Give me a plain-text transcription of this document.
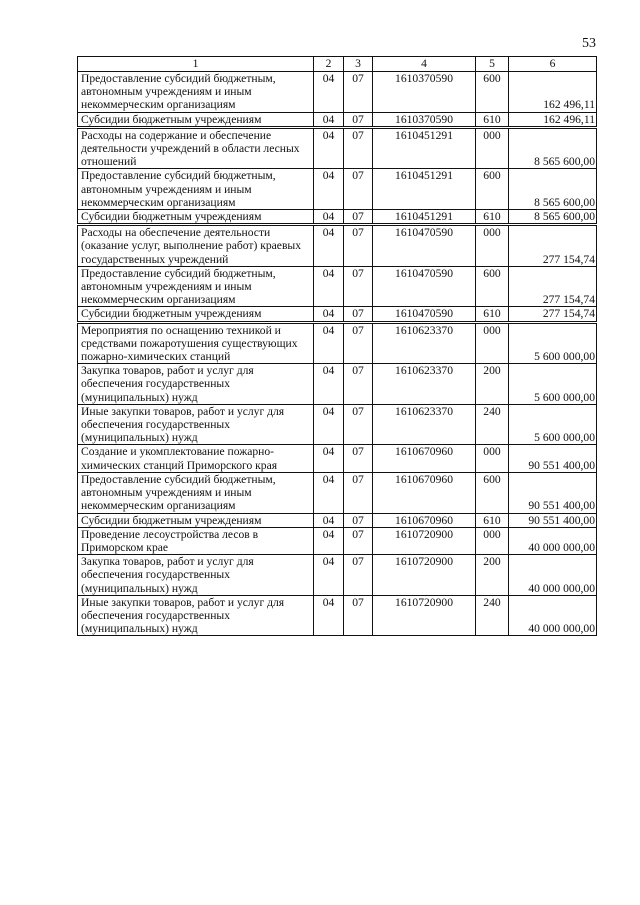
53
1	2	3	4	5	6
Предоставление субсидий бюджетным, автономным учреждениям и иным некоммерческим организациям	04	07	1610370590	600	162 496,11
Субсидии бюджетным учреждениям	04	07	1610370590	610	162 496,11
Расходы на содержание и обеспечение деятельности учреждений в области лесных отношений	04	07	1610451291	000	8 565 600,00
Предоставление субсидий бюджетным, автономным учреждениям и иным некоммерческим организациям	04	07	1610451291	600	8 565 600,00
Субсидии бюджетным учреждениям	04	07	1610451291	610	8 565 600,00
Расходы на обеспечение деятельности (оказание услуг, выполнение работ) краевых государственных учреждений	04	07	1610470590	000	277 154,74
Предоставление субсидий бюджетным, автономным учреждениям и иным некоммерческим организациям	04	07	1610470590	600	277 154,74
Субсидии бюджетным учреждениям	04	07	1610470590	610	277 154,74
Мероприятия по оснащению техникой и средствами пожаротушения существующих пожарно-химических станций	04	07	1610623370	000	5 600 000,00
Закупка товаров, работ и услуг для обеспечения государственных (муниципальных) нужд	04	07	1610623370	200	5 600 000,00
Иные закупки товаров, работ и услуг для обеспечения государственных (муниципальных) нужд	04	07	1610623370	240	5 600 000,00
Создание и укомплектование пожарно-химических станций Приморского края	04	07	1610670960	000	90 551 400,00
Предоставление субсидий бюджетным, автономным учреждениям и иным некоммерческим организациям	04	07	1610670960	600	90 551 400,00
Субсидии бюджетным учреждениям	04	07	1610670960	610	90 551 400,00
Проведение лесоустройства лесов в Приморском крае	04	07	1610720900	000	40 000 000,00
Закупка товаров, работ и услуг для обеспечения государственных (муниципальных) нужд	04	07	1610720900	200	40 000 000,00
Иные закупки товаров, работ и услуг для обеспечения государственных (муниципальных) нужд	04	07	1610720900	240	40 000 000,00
--------------------
The data above should be repeated exactly, minus any pictures.

Final result:
Give me a plain-text transcription of this document.
53
1	2	3	4	5	6
Предоставление субсидий бюджетным, автономным учреждениям и иным некоммерческим организациям	04	07	1610370590	600	162 496,11
Субсидии бюджетным учреждениям	04	07	1610370590	610	162 496,11
Расходы на содержание и обеспечение деятельности учреждений в области лесных отношений	04	07	1610451291	000	8 565 600,00
Предоставление субсидий бюджетным, автономным учреждениям и иным некоммерческим организациям	04	07	1610451291	600	8 565 600,00
Субсидии бюджетным учреждениям	04	07	1610451291	610	8 565 600,00
Расходы на обеспечение деятельности (оказание услуг, выполнение работ) краевых государственных учреждений	04	07	1610470590	000	277 154,74
Предоставление субсидий бюджетным, автономным учреждениям и иным некоммерческим организациям	04	07	1610470590	600	277 154,74
Субсидии бюджетным учреждениям	04	07	1610470590	610	277 154,74
Мероприятия по оснащению техникой и средствами пожаротушения существующих пожарно-химических станций	04	07	1610623370	000	5 600 000,00
Закупка товаров, работ и услуг для обеспечения государственных (муниципальных) нужд	04	07	1610623370	200	5 600 000,00
Иные закупки товаров, работ и услуг для обеспечения государственных (муниципальных) нужд	04	07	1610623370	240	5 600 000,00
Создание и укомплектование пожарно-химических станций Приморского края	04	07	1610670960	000	90 551 400,00
Предоставление субсидий бюджетным, автономным учреждениям и иным некоммерческим организациям	04	07	1610670960	600	90 551 400,00
Субсидии бюджетным учреждениям	04	07	1610670960	610	90 551 400,00
Проведение лесоустройства лесов в Приморском крае	04	07	1610720900	000	40 000 000,00
Закупка товаров, работ и услуг для обеспечения государственных (муниципальных) нужд	04	07	1610720900	200	40 000 000,00
Иные закупки товаров, работ и услуг для обеспечения государственных (муниципальных) нужд	04	07	1610720900	240	40 000 000,00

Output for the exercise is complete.